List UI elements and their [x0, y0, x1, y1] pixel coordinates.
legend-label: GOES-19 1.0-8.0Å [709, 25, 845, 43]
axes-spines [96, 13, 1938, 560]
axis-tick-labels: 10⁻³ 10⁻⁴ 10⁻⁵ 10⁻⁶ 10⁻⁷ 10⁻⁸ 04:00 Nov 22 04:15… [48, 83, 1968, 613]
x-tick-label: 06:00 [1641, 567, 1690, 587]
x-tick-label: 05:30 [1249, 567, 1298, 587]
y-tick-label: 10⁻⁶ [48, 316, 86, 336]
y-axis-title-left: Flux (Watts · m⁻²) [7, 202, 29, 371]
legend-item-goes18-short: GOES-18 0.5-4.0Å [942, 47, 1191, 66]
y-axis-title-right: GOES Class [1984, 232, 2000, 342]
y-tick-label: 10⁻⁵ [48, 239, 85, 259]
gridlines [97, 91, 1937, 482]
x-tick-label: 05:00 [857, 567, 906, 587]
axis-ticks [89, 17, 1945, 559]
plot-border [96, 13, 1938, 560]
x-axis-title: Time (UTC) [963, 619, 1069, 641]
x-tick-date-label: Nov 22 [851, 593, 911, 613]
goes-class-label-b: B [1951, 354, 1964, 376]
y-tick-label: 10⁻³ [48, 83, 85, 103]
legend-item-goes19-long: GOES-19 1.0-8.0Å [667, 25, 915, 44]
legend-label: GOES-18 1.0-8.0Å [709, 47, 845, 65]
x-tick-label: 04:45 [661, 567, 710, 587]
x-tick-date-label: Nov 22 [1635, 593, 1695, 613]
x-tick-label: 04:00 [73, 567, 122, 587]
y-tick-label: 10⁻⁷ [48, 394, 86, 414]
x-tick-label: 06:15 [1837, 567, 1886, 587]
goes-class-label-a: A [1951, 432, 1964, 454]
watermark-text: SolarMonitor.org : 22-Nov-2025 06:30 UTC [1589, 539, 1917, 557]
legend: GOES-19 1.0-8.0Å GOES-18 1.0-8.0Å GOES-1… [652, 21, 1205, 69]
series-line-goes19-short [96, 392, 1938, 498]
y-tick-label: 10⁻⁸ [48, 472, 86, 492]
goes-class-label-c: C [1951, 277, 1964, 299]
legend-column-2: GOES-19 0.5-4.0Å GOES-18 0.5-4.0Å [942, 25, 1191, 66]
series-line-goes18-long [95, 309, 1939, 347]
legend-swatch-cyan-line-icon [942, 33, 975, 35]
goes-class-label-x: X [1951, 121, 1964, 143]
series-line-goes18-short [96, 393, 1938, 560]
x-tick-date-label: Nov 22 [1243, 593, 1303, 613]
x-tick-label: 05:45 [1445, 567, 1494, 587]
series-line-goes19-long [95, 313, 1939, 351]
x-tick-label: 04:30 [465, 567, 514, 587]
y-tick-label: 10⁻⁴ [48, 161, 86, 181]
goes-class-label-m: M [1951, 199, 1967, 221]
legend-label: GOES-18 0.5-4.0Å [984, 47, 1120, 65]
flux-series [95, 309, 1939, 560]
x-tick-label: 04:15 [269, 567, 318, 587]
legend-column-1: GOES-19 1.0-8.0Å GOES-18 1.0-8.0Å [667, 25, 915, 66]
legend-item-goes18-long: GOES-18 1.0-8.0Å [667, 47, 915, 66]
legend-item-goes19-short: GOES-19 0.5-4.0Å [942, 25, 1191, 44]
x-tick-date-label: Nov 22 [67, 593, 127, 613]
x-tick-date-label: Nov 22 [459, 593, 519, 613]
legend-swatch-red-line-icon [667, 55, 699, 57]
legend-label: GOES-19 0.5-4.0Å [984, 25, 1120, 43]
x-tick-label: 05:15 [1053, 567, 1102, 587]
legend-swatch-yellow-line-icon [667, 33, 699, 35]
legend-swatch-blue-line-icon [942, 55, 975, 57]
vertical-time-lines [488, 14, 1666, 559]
= = = = = = =
■ Your objective:
Copy the data above line for line, without changing anything.

■ The solution:
List UI elements and their [x0, y0, x1, y1] pixel coordinates.
legend-label: GOES-19 1.0-8.0Å [709, 25, 845, 43]
axes-spines [96, 13, 1938, 560]
axis-tick-labels: 10⁻³ 10⁻⁴ 10⁻⁵ 10⁻⁶ 10⁻⁷ 10⁻⁸ 04:00 Nov 22 04:15… [48, 83, 1968, 613]
x-tick-label: 06:00 [1641, 567, 1690, 587]
x-tick-label: 05:30 [1249, 567, 1298, 587]
y-tick-label: 10⁻⁶ [48, 316, 86, 336]
y-axis-title-left: Flux (Watts · m⁻²) [7, 202, 29, 371]
legend-item-goes18-short: GOES-18 0.5-4.0Å [942, 47, 1191, 66]
y-axis-title-right: GOES Class [1984, 232, 2000, 342]
y-tick-label: 10⁻⁵ [48, 239, 85, 259]
gridlines [97, 91, 1937, 482]
x-tick-label: 05:00 [857, 567, 906, 587]
axis-ticks [89, 17, 1945, 559]
plot-border [96, 13, 1938, 560]
x-axis-title: Time (UTC) [963, 619, 1069, 641]
x-tick-date-label: Nov 22 [851, 593, 911, 613]
goes-class-label-b: B [1951, 354, 1964, 376]
y-tick-label: 10⁻³ [48, 83, 85, 103]
legend-item-goes19-long: GOES-19 1.0-8.0Å [667, 25, 915, 44]
legend-label: GOES-18 1.0-8.0Å [709, 47, 845, 65]
x-tick-label: 04:45 [661, 567, 710, 587]
x-tick-date-label: Nov 22 [1635, 593, 1695, 613]
x-tick-label: 04:00 [73, 567, 122, 587]
y-tick-label: 10⁻⁷ [48, 394, 86, 414]
x-tick-label: 06:15 [1837, 567, 1886, 587]
goes-class-label-a: A [1951, 432, 1964, 454]
watermark-text: SolarMonitor.org : 22-Nov-2025 06:30 UTC [1589, 539, 1917, 557]
legend: GOES-19 1.0-8.0Å GOES-18 1.0-8.0Å GOES-1… [652, 21, 1205, 69]
series-line-goes19-short [96, 392, 1938, 498]
y-tick-label: 10⁻⁸ [48, 472, 86, 492]
goes-class-label-c: C [1951, 277, 1964, 299]
legend-column-2: GOES-19 0.5-4.0Å GOES-18 0.5-4.0Å [942, 25, 1191, 66]
series-line-goes18-long [95, 309, 1939, 347]
legend-swatch-cyan-line-icon [942, 33, 975, 35]
goes-class-label-x: X [1951, 121, 1964, 143]
series-line-goes18-short [96, 393, 1938, 560]
x-tick-date-label: Nov 22 [1243, 593, 1303, 613]
x-tick-label: 05:45 [1445, 567, 1494, 587]
series-line-goes19-long [95, 313, 1939, 351]
x-tick-label: 04:30 [465, 567, 514, 587]
y-tick-label: 10⁻⁴ [48, 161, 86, 181]
goes-class-label-m: M [1951, 199, 1967, 221]
legend-label: GOES-18 0.5-4.0Å [984, 47, 1120, 65]
flux-series [95, 309, 1939, 560]
x-tick-label: 04:15 [269, 567, 318, 587]
legend-column-1: GOES-19 1.0-8.0Å GOES-18 1.0-8.0Å [667, 25, 915, 66]
legend-item-goes18-long: GOES-18 1.0-8.0Å [667, 47, 915, 66]
legend-item-goes19-short: GOES-19 0.5-4.0Å [942, 25, 1191, 44]
x-tick-date-label: Nov 22 [67, 593, 127, 613]
x-tick-date-label: Nov 22 [459, 593, 519, 613]
legend-swatch-red-line-icon [667, 55, 699, 57]
legend-label: GOES-19 0.5-4.0Å [984, 25, 1120, 43]
x-tick-label: 05:15 [1053, 567, 1102, 587]
legend-swatch-yellow-line-icon [667, 33, 699, 35]
legend-swatch-blue-line-icon [942, 55, 975, 57]
vertical-time-lines [488, 14, 1666, 559]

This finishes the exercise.